EXERCISE REQUIREMENTS = Filter the listing and keep only the lines with the word "from".

RECORDS TO USE =
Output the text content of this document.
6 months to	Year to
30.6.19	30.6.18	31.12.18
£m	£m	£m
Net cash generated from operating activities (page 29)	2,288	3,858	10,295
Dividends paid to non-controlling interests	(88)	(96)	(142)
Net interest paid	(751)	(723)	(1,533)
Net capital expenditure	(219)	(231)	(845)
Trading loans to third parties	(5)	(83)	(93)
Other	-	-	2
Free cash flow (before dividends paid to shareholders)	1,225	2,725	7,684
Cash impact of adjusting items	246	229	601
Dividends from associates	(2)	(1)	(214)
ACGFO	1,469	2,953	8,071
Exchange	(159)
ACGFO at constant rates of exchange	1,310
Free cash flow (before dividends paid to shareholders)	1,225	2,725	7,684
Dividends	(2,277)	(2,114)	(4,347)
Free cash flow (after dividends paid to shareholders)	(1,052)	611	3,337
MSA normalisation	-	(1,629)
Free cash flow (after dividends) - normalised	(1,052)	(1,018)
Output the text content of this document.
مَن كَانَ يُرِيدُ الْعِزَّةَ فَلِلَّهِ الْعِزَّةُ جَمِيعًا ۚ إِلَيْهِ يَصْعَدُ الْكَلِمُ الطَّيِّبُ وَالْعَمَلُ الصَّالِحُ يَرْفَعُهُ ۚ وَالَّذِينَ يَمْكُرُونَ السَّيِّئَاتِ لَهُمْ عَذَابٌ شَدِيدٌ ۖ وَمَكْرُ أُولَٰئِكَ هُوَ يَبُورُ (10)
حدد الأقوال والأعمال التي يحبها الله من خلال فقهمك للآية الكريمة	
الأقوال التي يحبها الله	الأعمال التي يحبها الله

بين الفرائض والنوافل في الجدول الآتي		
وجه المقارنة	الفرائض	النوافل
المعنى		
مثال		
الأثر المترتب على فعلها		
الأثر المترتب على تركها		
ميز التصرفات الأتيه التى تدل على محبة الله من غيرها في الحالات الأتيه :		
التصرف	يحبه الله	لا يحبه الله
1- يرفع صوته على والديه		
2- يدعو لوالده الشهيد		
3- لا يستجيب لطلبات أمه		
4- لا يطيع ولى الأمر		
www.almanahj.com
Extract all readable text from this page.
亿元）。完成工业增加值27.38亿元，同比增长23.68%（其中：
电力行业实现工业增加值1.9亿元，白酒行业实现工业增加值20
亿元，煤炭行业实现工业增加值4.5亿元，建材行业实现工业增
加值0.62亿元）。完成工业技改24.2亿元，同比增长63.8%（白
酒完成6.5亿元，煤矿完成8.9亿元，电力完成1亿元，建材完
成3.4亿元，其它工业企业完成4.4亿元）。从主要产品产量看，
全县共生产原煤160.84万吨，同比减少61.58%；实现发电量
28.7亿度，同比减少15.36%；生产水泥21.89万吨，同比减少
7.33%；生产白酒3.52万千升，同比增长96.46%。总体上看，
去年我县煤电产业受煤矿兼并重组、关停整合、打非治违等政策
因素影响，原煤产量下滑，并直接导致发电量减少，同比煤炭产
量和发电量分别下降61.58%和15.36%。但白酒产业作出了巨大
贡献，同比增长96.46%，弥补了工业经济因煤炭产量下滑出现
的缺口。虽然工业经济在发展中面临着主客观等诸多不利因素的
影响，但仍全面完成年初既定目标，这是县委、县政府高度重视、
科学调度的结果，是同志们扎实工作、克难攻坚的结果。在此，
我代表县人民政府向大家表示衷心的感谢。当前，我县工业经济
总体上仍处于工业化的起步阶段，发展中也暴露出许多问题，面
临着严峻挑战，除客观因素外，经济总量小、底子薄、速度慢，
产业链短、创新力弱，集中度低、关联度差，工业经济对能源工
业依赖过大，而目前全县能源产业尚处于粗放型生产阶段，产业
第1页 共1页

RESPONSE =
Net cash generated from operating activities (page 29)	2,288	3,858	10,295
Dividends from associates	(2)	(1)	(214)
Extract all readable text from this page.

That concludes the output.